══ Exercise inputs ══

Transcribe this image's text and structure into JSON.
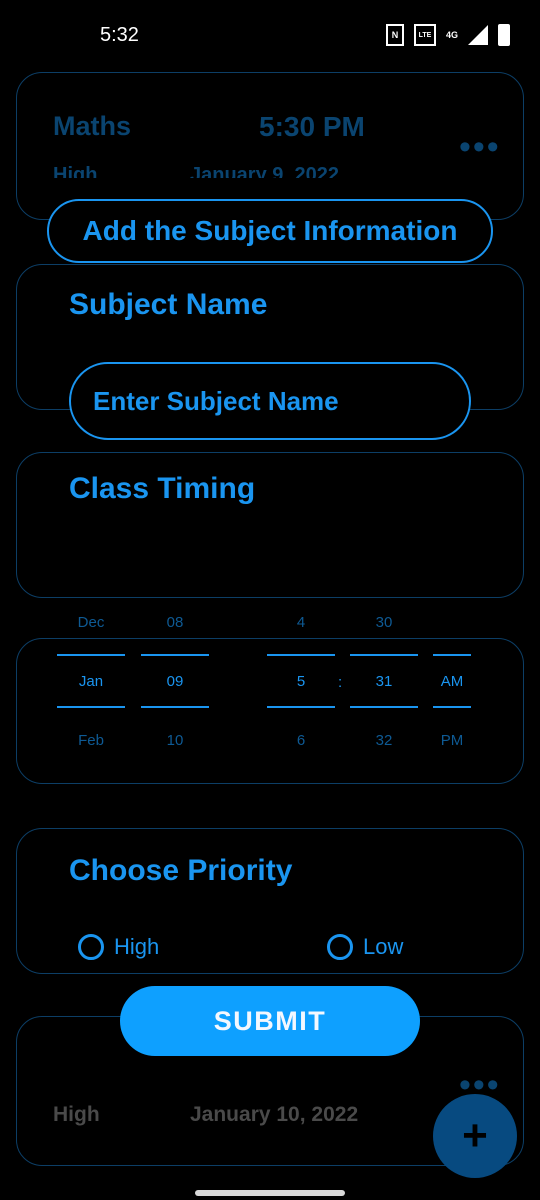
{
  "status_bar": {
    "time": "5:32",
    "nfc": "N",
    "volte": "VoLTE",
    "network": "4G"
  },
  "background_cards": {
    "card1": {
      "subject": "Maths",
      "time": "5:30 PM",
      "priority": "High",
      "date": "January 9, 2022"
    },
    "card_last": {
      "priority": "High",
      "date": "January 10, 2022"
    },
    "more_symbol": "•••"
  },
  "dialog": {
    "title": "Add the Subject Information",
    "subject_label": "Subject Name",
    "subject_placeholder": "Enter Subject Name",
    "timing_label": "Class Timing",
    "picker": {
      "month": {
        "prev": "Dec",
        "selected": "Jan",
        "next": "Feb"
      },
      "day": {
        "prev": "08",
        "selected": "09",
        "next": "10"
      },
      "hour": {
        "prev": "4",
        "selected": "5",
        "next": "6"
      },
      "separator": ":",
      "minute": {
        "prev": "30",
        "selected": "31",
        "next": "32"
      },
      "ampm": {
        "selected": "AM",
        "next": "PM"
      }
    },
    "priority_label": "Choose Priority",
    "priority_options": {
      "high": "High",
      "low": "Low"
    },
    "submit_label": "SUBMIT"
  },
  "fab": {
    "symbol": "+"
  },
  "colors": {
    "accent": "#1a95f0",
    "submit_bg": "#0ea0ff",
    "fab_bg": "#074a80",
    "background": "#000000"
  }
}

═══

### [Task details]
Across the records above, count the lines holding "January" and reply with that number alone.

### [Exercise response]
2